Dataset records:
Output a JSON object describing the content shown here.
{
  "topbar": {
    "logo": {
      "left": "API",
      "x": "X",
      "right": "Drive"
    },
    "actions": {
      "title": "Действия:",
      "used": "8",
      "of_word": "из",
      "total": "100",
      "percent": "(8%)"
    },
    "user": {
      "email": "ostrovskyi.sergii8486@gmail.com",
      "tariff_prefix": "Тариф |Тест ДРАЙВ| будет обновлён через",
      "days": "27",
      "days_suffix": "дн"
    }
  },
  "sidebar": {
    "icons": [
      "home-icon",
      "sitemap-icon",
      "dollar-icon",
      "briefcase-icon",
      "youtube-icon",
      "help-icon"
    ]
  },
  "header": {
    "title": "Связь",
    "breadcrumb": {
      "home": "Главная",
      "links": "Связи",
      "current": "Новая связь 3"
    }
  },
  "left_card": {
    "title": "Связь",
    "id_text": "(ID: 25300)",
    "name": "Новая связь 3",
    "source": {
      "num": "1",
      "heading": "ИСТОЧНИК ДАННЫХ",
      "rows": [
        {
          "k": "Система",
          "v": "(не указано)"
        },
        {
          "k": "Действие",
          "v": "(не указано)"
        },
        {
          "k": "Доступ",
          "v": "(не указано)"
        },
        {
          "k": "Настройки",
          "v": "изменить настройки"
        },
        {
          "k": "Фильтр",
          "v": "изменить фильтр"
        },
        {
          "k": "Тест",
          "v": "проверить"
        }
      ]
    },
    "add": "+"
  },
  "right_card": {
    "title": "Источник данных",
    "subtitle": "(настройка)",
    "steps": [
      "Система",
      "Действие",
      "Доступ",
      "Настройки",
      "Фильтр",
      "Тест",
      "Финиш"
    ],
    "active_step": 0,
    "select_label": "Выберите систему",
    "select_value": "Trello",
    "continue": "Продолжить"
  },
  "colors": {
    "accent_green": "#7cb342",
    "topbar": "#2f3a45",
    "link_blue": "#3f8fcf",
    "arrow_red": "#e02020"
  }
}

▸ **WORK TO BE COMPLETED**: Repeat every record, exactly as written.

▸ **RESPONSE TO THE EXERCISE**:
Output a JSON object describing the content shown here.
{
  "topbar": {
    "logo": {
      "left": "API",
      "x": "X",
      "right": "Drive"
    },
    "actions": {
      "title": "Действия:",
      "used": "8",
      "of_word": "из",
      "total": "100",
      "percent": "(8%)"
    },
    "user": {
      "email": "ostrovskyi.sergii8486@gmail.com",
      "tariff_prefix": "Тариф |Тест ДРАЙВ| будет обновлён через",
      "days": "27",
      "days_suffix": "дн"
    }
  },
  "sidebar": {
    "icons": [
      "home-icon",
      "sitemap-icon",
      "dollar-icon",
      "briefcase-icon",
      "youtube-icon",
      "help-icon"
    ]
  },
  "header": {
    "title": "Связь",
    "breadcrumb": {
      "home": "Главная",
      "links": "Связи",
      "current": "Новая связь 3"
    }
  },
  "left_card": {
    "title": "Связь",
    "id_text": "(ID: 25300)",
    "name": "Новая связь 3",
    "source": {
      "num": "1",
      "heading": "ИСТОЧНИК ДАННЫХ",
      "rows": [
        {
          "k": "Система",
          "v": "(не указано)"
        },
        {
          "k": "Действие",
          "v": "(не указано)"
        },
        {
          "k": "Доступ",
          "v": "(не указано)"
        },
        {
          "k": "Настройки",
          "v": "изменить настройки"
        },
        {
          "k": "Фильтр",
          "v": "изменить фильтр"
        },
        {
          "k": "Тест",
          "v": "проверить"
        }
      ]
    },
    "add": "+"
  },
  "right_card": {
    "title": "Источник данных",
    "subtitle": "(настройка)",
    "steps": [
      "Система",
      "Действие",
      "Доступ",
      "Настройки",
      "Фильтр",
      "Тест",
      "Финиш"
    ],
    "active_step": 0,
    "select_label": "Выберите систему",
    "select_value": "Trello",
    "continue": "Продолжить"
  },
  "colors": {
    "accent_green": "#7cb342",
    "topbar": "#2f3a45",
    "link_blue": "#3f8fcf",
    "arrow_red": "#e02020"
  }
}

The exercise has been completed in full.